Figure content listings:
● ● ● ●
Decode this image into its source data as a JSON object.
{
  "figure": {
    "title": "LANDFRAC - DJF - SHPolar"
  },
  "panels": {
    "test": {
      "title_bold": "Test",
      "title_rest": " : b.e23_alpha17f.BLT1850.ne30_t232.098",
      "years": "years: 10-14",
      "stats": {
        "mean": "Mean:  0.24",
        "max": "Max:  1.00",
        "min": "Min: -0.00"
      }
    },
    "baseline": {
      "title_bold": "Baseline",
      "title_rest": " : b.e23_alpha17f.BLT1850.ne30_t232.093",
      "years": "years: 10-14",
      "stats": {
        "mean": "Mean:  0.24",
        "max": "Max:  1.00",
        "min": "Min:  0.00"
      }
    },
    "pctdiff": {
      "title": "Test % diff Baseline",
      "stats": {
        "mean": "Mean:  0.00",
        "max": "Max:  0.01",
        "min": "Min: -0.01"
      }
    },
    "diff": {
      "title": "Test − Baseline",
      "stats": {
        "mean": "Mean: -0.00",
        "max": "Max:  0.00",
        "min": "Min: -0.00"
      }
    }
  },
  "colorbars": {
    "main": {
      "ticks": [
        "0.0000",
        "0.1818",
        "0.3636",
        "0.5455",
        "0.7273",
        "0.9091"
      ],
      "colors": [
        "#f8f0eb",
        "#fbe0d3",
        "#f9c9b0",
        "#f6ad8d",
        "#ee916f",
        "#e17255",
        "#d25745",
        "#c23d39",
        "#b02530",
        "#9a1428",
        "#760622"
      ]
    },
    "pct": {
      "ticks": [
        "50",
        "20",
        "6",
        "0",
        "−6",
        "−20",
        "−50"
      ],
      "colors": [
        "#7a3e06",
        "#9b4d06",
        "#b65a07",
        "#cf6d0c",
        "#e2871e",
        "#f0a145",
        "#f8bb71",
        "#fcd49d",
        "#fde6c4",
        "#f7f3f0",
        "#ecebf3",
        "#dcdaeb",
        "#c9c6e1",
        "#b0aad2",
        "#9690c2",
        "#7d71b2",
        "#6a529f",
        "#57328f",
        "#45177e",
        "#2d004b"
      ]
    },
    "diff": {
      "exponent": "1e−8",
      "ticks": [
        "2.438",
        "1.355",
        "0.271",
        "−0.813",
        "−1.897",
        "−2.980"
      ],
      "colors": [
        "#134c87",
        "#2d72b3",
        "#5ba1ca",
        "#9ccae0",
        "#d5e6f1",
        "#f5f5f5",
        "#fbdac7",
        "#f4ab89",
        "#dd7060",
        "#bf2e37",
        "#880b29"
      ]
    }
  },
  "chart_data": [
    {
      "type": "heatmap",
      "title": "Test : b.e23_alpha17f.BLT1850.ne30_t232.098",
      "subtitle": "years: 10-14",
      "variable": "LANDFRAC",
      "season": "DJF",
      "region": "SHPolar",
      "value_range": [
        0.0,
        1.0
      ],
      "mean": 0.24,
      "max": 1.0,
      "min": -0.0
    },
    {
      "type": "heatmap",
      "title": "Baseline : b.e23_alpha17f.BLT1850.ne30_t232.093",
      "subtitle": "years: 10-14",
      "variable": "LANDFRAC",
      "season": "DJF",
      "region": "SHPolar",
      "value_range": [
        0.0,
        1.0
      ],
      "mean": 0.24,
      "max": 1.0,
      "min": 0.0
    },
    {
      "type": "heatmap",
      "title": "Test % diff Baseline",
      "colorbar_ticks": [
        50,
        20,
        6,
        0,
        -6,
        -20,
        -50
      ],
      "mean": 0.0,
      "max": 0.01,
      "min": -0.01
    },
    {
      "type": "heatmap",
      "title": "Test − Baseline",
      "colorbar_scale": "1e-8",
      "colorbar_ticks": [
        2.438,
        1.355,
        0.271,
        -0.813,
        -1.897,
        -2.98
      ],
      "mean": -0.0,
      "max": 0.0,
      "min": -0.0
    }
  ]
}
● ● ● ●
Aim: Print the listing above in its entirety, with every line exact.

Exercise response:
Decode this image into its source data as a JSON object.
{
  "figure": {
    "title": "LANDFRAC - DJF - SHPolar"
  },
  "panels": {
    "test": {
      "title_bold": "Test",
      "title_rest": " : b.e23_alpha17f.BLT1850.ne30_t232.098",
      "years": "years: 10-14",
      "stats": {
        "mean": "Mean:  0.24",
        "max": "Max:  1.00",
        "min": "Min: -0.00"
      }
    },
    "baseline": {
      "title_bold": "Baseline",
      "title_rest": " : b.e23_alpha17f.BLT1850.ne30_t232.093",
      "years": "years: 10-14",
      "stats": {
        "mean": "Mean:  0.24",
        "max": "Max:  1.00",
        "min": "Min:  0.00"
      }
    },
    "pctdiff": {
      "title": "Test % diff Baseline",
      "stats": {
        "mean": "Mean:  0.00",
        "max": "Max:  0.01",
        "min": "Min: -0.01"
      }
    },
    "diff": {
      "title": "Test − Baseline",
      "stats": {
        "mean": "Mean: -0.00",
        "max": "Max:  0.00",
        "min": "Min: -0.00"
      }
    }
  },
  "colorbars": {
    "main": {
      "ticks": [
        "0.0000",
        "0.1818",
        "0.3636",
        "0.5455",
        "0.7273",
        "0.9091"
      ],
      "colors": [
        "#f8f0eb",
        "#fbe0d3",
        "#f9c9b0",
        "#f6ad8d",
        "#ee916f",
        "#e17255",
        "#d25745",
        "#c23d39",
        "#b02530",
        "#9a1428",
        "#760622"
      ]
    },
    "pct": {
      "ticks": [
        "50",
        "20",
        "6",
        "0",
        "−6",
        "−20",
        "−50"
      ],
      "colors": [
        "#7a3e06",
        "#9b4d06",
        "#b65a07",
        "#cf6d0c",
        "#e2871e",
        "#f0a145",
        "#f8bb71",
        "#fcd49d",
        "#fde6c4",
        "#f7f3f0",
        "#ecebf3",
        "#dcdaeb",
        "#c9c6e1",
        "#b0aad2",
        "#9690c2",
        "#7d71b2",
        "#6a529f",
        "#57328f",
        "#45177e",
        "#2d004b"
      ]
    },
    "diff": {
      "exponent": "1e−8",
      "ticks": [
        "2.438",
        "1.355",
        "0.271",
        "−0.813",
        "−1.897",
        "−2.980"
      ],
      "colors": [
        "#134c87",
        "#2d72b3",
        "#5ba1ca",
        "#9ccae0",
        "#d5e6f1",
        "#f5f5f5",
        "#fbdac7",
        "#f4ab89",
        "#dd7060",
        "#bf2e37",
        "#880b29"
      ]
    }
  },
  "chart_data": [
    {
      "type": "heatmap",
      "title": "Test : b.e23_alpha17f.BLT1850.ne30_t232.098",
      "subtitle": "years: 10-14",
      "variable": "LANDFRAC",
      "season": "DJF",
      "region": "SHPolar",
      "value_range": [
        0.0,
        1.0
      ],
      "mean": 0.24,
      "max": 1.0,
      "min": -0.0
    },
    {
      "type": "heatmap",
      "title": "Baseline : b.e23_alpha17f.BLT1850.ne30_t232.093",
      "subtitle": "years: 10-14",
      "variable": "LANDFRAC",
      "season": "DJF",
      "region": "SHPolar",
      "value_range": [
        0.0,
        1.0
      ],
      "mean": 0.24,
      "max": 1.0,
      "min": 0.0
    },
    {
      "type": "heatmap",
      "title": "Test % diff Baseline",
      "colorbar_ticks": [
        50,
        20,
        6,
        0,
        -6,
        -20,
        -50
      ],
      "mean": 0.0,
      "max": 0.01,
      "min": -0.01
    },
    {
      "type": "heatmap",
      "title": "Test − Baseline",
      "colorbar_scale": "1e-8",
      "colorbar_ticks": [
        2.438,
        1.355,
        0.271,
        -0.813,
        -1.897,
        -2.98
      ],
      "mean": -0.0,
      "max": 0.0,
      "min": -0.0
    }
  ]
}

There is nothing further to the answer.